Information provided>
=-=-=

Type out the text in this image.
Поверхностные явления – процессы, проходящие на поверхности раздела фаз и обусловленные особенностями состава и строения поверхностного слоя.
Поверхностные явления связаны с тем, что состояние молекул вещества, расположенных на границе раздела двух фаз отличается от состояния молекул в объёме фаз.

=-=-=

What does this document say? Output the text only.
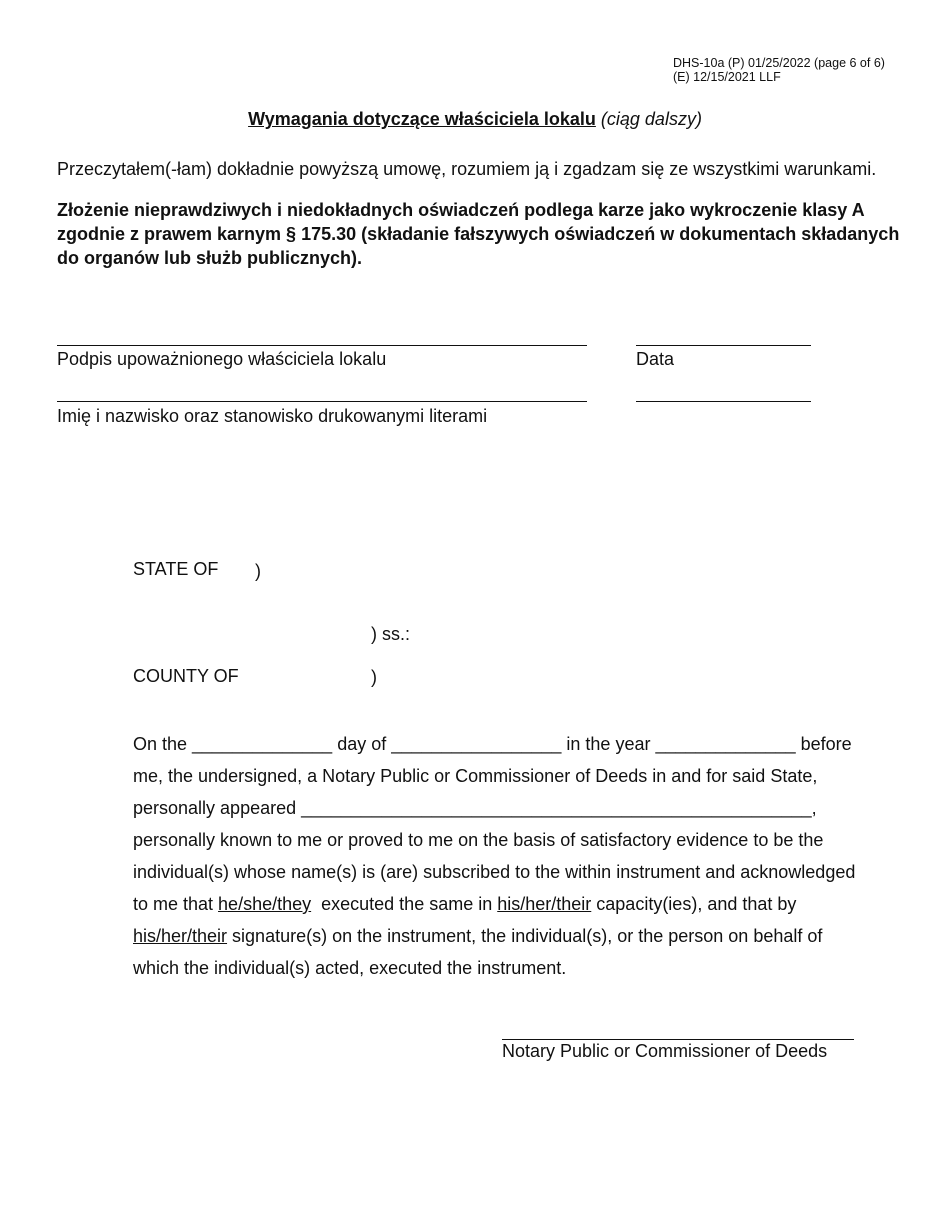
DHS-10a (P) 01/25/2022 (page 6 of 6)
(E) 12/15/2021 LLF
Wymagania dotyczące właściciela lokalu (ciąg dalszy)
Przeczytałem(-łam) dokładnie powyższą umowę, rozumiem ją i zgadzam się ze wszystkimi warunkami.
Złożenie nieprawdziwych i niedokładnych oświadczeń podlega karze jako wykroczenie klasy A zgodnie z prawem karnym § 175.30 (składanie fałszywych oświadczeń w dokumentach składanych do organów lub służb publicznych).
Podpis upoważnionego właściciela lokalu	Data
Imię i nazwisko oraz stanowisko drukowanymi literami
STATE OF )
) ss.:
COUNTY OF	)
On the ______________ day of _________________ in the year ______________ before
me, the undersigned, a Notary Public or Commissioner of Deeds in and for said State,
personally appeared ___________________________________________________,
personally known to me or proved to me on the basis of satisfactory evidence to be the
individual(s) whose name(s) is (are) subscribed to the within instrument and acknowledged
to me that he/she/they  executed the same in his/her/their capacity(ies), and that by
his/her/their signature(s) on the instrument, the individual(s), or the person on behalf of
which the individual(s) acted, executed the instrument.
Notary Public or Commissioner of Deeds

=-=-=

Task>
Lines of the material that contain the word "Deeds" are to be gathered.

Output of the task>
me, the undersigned, a Notary Public or Commissioner of Deeds in and for said State,
Notary Public or Commissioner of Deeds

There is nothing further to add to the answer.